Written exercise
Copy out the part of the items that starts with the line containing "14, 680, 29]" and ends with the line containing "457, 83, 460]", keeping both of those lines and changing nothing.

Begin Provided records

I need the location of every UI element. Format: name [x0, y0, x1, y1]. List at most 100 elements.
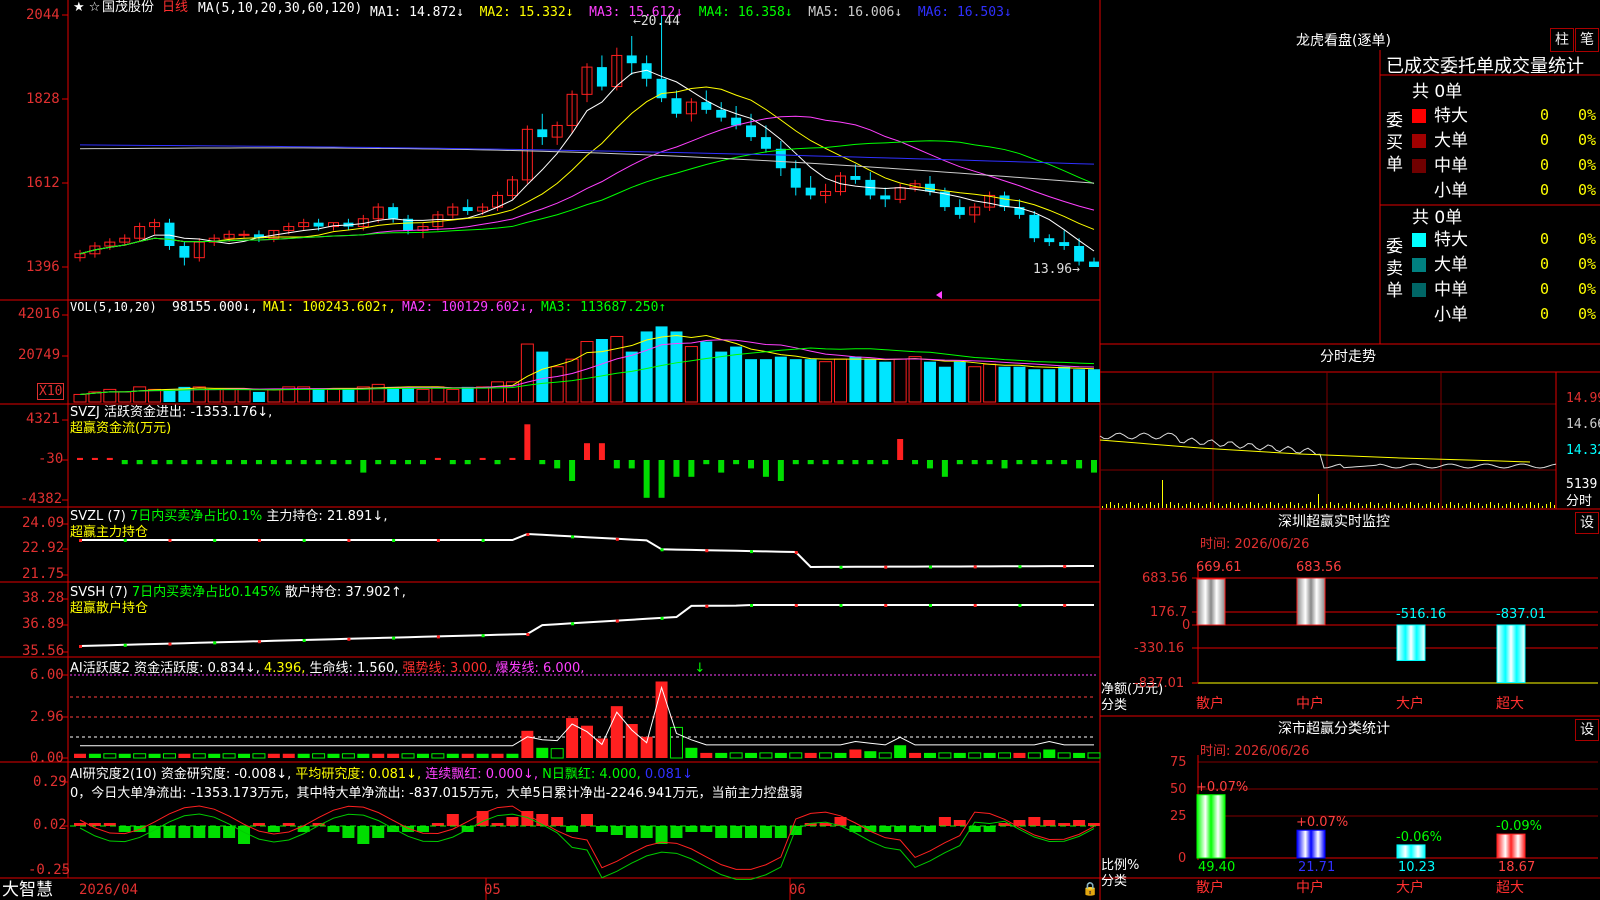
max-price-label: ←20.44	[633, 14, 680, 29]
candle-down	[313, 222, 324, 227]
stock-name[interactable]: 国茂股份	[102, 0, 154, 15]
active-bar-down	[1073, 752, 1086, 758]
fenshi-vol-bar	[1322, 506, 1323, 508]
volume-bar-up	[684, 346, 698, 403]
class-change-label: +0.07%	[1196, 779, 1249, 795]
fenshi-vol-bar	[1294, 505, 1295, 508]
line-dot	[973, 565, 977, 569]
ai-active-line: AI活跃度2 资金活跃度: 0.834↓, 4.396, 生命线: 1.560,…	[70, 661, 706, 676]
flow-bar-up	[77, 457, 83, 460]
research-bar-down	[909, 826, 922, 832]
active-bar-down	[327, 753, 340, 758]
fenshi-price: 14.32	[1566, 443, 1600, 458]
column-view-button[interactable]: 柱	[1550, 28, 1574, 52]
fenshi-vol-bar	[1438, 503, 1439, 508]
flow-bar-down	[718, 460, 725, 473]
fenshi-vol-bar	[1198, 503, 1199, 508]
research-bar-down	[923, 826, 936, 832]
fenshi-vol-bar	[1270, 502, 1271, 508]
sz-monitor-settings-button[interactable]: 设	[1575, 512, 1599, 534]
research-bar-up	[1073, 820, 1086, 826]
class-category: 中户	[1296, 880, 1324, 896]
research-bar-down	[879, 826, 892, 832]
fenshi-vol-bar	[1422, 506, 1423, 508]
class-value-label: 18.67	[1498, 860, 1536, 875]
active-bar-up	[282, 753, 295, 758]
color-swatch	[1412, 134, 1426, 148]
active-bar-down	[192, 753, 206, 759]
sz-monitor-axis-label: 分类	[1101, 698, 1128, 713]
research-bar-down	[745, 826, 758, 838]
flow-bar-up	[479, 457, 486, 460]
tick-view-button[interactable]: 笔	[1575, 28, 1599, 52]
buy-row-value: 0	[1540, 106, 1550, 124]
line-dot	[1018, 604, 1022, 607]
flow-bar-down	[703, 460, 710, 465]
fenshi-vol-bar	[1450, 502, 1451, 508]
candle-down	[1059, 242, 1070, 246]
flow-bar-down	[136, 460, 143, 465]
chart-canvas	[0, 0, 1600, 900]
fenshi-vol-bar	[1306, 504, 1307, 508]
buy-row-label: 大单	[1434, 131, 1468, 151]
line-dot	[660, 548, 664, 552]
research-bar-up	[938, 817, 951, 826]
fenshi-vol-bar	[1154, 505, 1155, 508]
active-bar-down	[148, 753, 161, 758]
active-bar-down	[1043, 749, 1056, 758]
fenshi-vol-bar	[1290, 502, 1291, 508]
fenshi-vol-bar	[1110, 502, 1111, 508]
volume-bar-down	[1043, 369, 1056, 402]
sell-row-label: 大单	[1434, 255, 1468, 275]
line-dot	[660, 616, 664, 620]
fenshi-vol-bar	[1434, 505, 1435, 508]
flow-bar-down	[748, 460, 755, 469]
monitor-category: 大户	[1396, 696, 1424, 712]
candle-down	[701, 102, 712, 110]
period-label[interactable]: 日线	[162, 0, 188, 15]
active-bar-down	[1027, 752, 1041, 759]
active-bar-down	[103, 753, 117, 759]
star-icon[interactable]: ★ ☆	[73, 0, 100, 15]
flow-bar-down	[956, 460, 963, 465]
active-bar-down	[357, 753, 370, 758]
active-bar-down	[476, 753, 489, 758]
class-change-label: -0.09%	[1496, 819, 1542, 835]
candle-down	[775, 148, 786, 169]
color-swatch	[1412, 258, 1426, 272]
active-bar-down	[506, 753, 519, 758]
trading-terminal: ★ ☆ 国茂股份 日线 MA(5,10,20,30,60,120) MA1: 1…	[0, 0, 1600, 900]
lock-icon[interactable]: 🔒	[1082, 882, 1098, 897]
flow-bar-up	[509, 457, 516, 460]
ma6-value: MA6: 16.503↓	[917, 5, 1012, 20]
monitor-ytick: -837.01	[1134, 676, 1185, 691]
volume-bar-up	[491, 381, 505, 403]
class-value-label: 49.40	[1198, 860, 1236, 875]
ma5-value: MA5: 16.006↓	[808, 5, 903, 20]
active-bar-down	[222, 753, 236, 759]
volume-bar-up	[610, 335, 624, 403]
active-bar-down	[208, 753, 221, 758]
volume-bar-up	[983, 363, 997, 403]
class-bar	[1396, 844, 1426, 859]
research-bar-down	[595, 826, 608, 832]
vol-ma1: MA1: 100243.602↑,	[263, 300, 397, 315]
research-bar-down	[774, 826, 787, 838]
volume-bar-up	[192, 386, 206, 403]
vol-ytick: 20749	[18, 347, 61, 363]
active-bar-up	[387, 753, 400, 758]
ai-research-ytick: 0.02	[33, 817, 67, 833]
fenshi-vol-bar	[1550, 502, 1551, 508]
sz-class-settings-button[interactable]: 设	[1575, 719, 1599, 741]
line-dot	[526, 633, 530, 636]
active-bar-down	[118, 753, 131, 758]
monitor-ytick: -330.16	[1134, 641, 1185, 656]
min-price-label: 13.96→	[1033, 262, 1080, 277]
fenshi-vol-bar	[1134, 505, 1135, 508]
active-bar-down	[162, 753, 176, 759]
active-bar-down	[774, 752, 787, 758]
flow-bar-down	[912, 460, 919, 465]
active-bar-up	[804, 752, 817, 758]
volume-bar-up	[834, 358, 847, 403]
ma1-value: MA1: 14.872↓	[370, 5, 464, 20]
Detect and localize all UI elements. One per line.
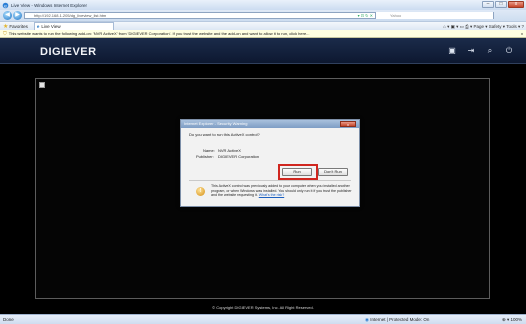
status-text: Done [3, 317, 14, 322]
warning-shield-icon: ! [196, 187, 205, 196]
security-warning-dialog: Internet Explorer - Security Warning x D… [180, 119, 360, 207]
copyright-text: © Copyright DIGIEVER Systems, Inc. All R… [212, 305, 314, 310]
url-text[interactable]: http://192.168.1.205/dg_liveview_list.ht… [34, 13, 106, 18]
channel-icon[interactable] [39, 82, 45, 88]
svg-text:e: e [4, 4, 7, 9]
info-bar-close[interactable]: x [521, 31, 523, 36]
monitor-icon[interactable]: ▣ [447, 46, 457, 55]
window-title: Live View - Windows Internet Explorer [11, 2, 87, 8]
zone-label: Internet | Protected Mode: On [370, 317, 430, 322]
digiever-logo: DIGIEVER [40, 46, 97, 58]
back-button[interactable]: ◀ [3, 11, 12, 20]
publisher-value: DIGIEVER Corporation [218, 154, 260, 159]
info-bar-message[interactable]: This website wants to run the following … [9, 31, 310, 36]
dialog-title: Internet Explorer - Security Warning [181, 120, 359, 128]
window-title-bar: e Live View - Windows Internet Explorer … [0, 0, 526, 10]
zoom-control[interactable]: ⊕ ▾ 100% [502, 317, 522, 323]
favorites-bar: ★ Favorites e Live View ⌂ ▾ ▣ ▾ ▭ ⎙ ▾ Pa… [0, 21, 526, 30]
shield-icon: ⛉ [3, 30, 7, 37]
dialog-question: Do you want to run this ActiveX control? [189, 132, 260, 137]
maximize-button[interactable]: □ [495, 1, 507, 8]
search-icon[interactable]: ⌕ [485, 46, 495, 55]
favorites-button[interactable]: ★ Favorites [3, 23, 28, 30]
ie-tab-icon: e [36, 24, 40, 29]
globe-icon: ◉ [365, 317, 369, 322]
forward-button[interactable]: ▶ [13, 11, 22, 20]
info-bar[interactable]: ⛉ This website wants to run the followin… [0, 30, 526, 38]
name-value: NVR ActiveX [218, 148, 241, 153]
ie-logo-icon: e [2, 2, 9, 9]
favorites-label: Favorites [9, 23, 28, 29]
warning-text: This ActiveX control was previously adde… [211, 184, 356, 198]
address-row: ◀ ▶ http://192.168.1.205/dg_liveview_lis… [0, 10, 526, 21]
close-window-button[interactable]: x [508, 1, 524, 8]
whats-the-risk-link[interactable]: What's the risk? [259, 193, 284, 197]
tab-label: Live View [41, 24, 61, 29]
star-icon: ★ [3, 23, 9, 30]
tab-live-view[interactable]: e Live View [33, 22, 114, 30]
search-box[interactable]: Yahoo [375, 12, 493, 19]
address-actions[interactable]: ▾ ⊡ ↻ ✕ [358, 13, 373, 18]
app-header: DIGIEVER ▣ ⇥ ⌕ ⏻ [0, 38, 526, 64]
logout-icon[interactable]: ⏻ [504, 46, 514, 55]
search-placeholder: Yahoo [390, 13, 402, 18]
publisher-label: Publisher: [196, 154, 214, 159]
dialog-divider [189, 180, 351, 181]
address-bar[interactable]: http://192.168.1.205/dg_liveview_list.ht… [24, 12, 494, 19]
name-label: Name: [203, 148, 215, 153]
exit-icon[interactable]: ⇥ [466, 46, 476, 55]
dialog-close-button[interactable]: x [340, 121, 356, 127]
minimize-button[interactable]: – [482, 1, 494, 8]
dont-run-button[interactable]: Don't Run [318, 168, 348, 176]
status-bar: Done ◉ Internet | Protected Mode: On ⊕ ▾… [0, 314, 526, 324]
run-button[interactable]: Run [282, 168, 312, 176]
security-zone[interactable]: ◉ Internet | Protected Mode: On [365, 317, 429, 323]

End Provided records

Answer to the problem
max-price-label: ←20.44	[633, 14, 680, 29]
candle-down	[313, 222, 324, 227]
stock-name[interactable]: 国茂股份	[102, 0, 154, 15]
active-bar-down	[1073, 752, 1086, 758]
fenshi-vol-bar	[1322, 506, 1323, 508]
volume-bar-up	[684, 346, 698, 403]
class-change-label: +0.07%	[1196, 779, 1249, 795]
fenshi-vol-bar	[1294, 505, 1295, 508]
line-dot	[973, 565, 977, 569]
ai-active-line: AI活跃度2 资金活跃度: 0.834↓, 4.396, 生命线: 1.560,…	[70, 661, 706, 676]
flow-bar-up	[77, 457, 83, 460]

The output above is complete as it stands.